Records supplied:
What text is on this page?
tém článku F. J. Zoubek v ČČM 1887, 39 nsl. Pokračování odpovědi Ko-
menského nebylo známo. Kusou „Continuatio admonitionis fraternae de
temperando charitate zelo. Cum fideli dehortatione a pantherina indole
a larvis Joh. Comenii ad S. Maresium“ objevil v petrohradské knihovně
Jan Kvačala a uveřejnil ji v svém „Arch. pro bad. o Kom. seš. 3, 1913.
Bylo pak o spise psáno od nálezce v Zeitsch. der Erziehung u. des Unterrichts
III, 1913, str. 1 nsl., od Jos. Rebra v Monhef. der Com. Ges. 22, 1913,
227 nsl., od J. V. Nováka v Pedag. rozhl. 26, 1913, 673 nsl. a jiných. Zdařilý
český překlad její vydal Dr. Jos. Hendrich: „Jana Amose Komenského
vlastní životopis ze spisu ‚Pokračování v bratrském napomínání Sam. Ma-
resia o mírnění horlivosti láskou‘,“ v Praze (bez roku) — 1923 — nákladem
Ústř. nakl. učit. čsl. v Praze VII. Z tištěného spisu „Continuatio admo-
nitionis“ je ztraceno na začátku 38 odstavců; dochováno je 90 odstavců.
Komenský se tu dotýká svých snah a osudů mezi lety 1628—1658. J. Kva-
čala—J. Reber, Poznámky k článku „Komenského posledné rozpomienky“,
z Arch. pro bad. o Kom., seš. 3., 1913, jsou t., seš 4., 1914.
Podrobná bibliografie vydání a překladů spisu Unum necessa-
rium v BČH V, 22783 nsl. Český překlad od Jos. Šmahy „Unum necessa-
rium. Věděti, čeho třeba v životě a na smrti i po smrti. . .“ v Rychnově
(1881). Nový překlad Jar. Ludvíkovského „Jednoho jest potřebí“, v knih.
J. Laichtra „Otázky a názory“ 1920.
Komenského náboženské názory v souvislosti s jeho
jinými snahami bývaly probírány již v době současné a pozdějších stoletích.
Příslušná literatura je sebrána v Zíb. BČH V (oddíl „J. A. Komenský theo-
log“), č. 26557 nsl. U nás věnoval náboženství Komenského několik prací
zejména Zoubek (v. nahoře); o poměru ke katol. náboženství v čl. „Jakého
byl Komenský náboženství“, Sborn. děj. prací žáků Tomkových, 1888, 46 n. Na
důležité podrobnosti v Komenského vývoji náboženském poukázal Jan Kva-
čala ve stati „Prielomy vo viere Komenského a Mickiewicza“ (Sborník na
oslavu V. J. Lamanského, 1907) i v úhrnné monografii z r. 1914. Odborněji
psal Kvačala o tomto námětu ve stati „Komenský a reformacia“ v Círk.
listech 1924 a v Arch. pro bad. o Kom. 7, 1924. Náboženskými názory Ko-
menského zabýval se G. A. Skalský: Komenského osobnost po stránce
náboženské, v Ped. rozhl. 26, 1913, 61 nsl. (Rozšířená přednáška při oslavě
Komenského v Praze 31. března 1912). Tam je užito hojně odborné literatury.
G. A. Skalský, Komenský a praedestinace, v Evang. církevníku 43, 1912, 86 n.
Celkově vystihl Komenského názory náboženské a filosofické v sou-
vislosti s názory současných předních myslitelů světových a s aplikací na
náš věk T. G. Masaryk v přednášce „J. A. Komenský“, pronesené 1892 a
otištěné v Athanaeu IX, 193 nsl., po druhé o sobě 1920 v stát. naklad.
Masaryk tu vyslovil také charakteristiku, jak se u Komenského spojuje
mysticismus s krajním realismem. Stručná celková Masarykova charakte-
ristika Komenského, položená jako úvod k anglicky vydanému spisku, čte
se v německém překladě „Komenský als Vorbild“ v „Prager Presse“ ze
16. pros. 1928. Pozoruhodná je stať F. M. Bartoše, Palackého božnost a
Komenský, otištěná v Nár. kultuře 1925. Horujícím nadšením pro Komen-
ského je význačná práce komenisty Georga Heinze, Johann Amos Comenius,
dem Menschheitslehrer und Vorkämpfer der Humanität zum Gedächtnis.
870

What is being asked:
Report the number of lines in the listing that include the string "rozhl"; give nothing but the number.

Solution:
2